++++ Records for this task ++++

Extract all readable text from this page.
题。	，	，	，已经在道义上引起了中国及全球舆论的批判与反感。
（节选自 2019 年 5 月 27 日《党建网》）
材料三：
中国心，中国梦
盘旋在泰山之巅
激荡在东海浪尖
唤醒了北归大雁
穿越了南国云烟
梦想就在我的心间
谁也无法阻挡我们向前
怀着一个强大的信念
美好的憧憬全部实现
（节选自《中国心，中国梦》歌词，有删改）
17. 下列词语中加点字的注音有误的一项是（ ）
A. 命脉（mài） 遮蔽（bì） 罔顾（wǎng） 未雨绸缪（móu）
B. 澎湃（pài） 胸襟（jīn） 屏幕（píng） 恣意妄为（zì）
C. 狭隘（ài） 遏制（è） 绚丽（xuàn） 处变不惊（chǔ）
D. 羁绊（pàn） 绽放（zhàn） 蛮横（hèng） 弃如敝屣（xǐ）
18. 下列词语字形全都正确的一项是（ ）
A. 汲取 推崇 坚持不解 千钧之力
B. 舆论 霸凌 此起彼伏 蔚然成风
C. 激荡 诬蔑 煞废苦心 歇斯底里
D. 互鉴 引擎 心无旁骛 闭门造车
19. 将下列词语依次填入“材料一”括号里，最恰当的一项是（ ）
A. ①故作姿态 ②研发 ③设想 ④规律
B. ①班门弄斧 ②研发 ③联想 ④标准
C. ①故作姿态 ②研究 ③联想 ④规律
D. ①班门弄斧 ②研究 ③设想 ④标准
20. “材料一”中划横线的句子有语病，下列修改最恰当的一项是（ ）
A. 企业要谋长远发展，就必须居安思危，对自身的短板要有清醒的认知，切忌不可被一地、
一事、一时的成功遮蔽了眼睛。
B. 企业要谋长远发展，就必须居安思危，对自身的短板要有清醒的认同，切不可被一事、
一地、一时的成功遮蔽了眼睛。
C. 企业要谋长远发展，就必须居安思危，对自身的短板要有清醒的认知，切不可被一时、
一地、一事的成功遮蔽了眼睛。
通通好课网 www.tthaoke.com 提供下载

++++

◆ **Do this**
From the data above, copy each line where the string "对自身的短板要有清醒的认知" appears.

◆ **The solution**
A. 企业要谋长远发展，就必须居安思危，对自身的短板要有清醒的认知，切忌不可被一地、
C. 企业要谋长远发展，就必须居安思危，对自身的短板要有清醒的认知，切不可被一时、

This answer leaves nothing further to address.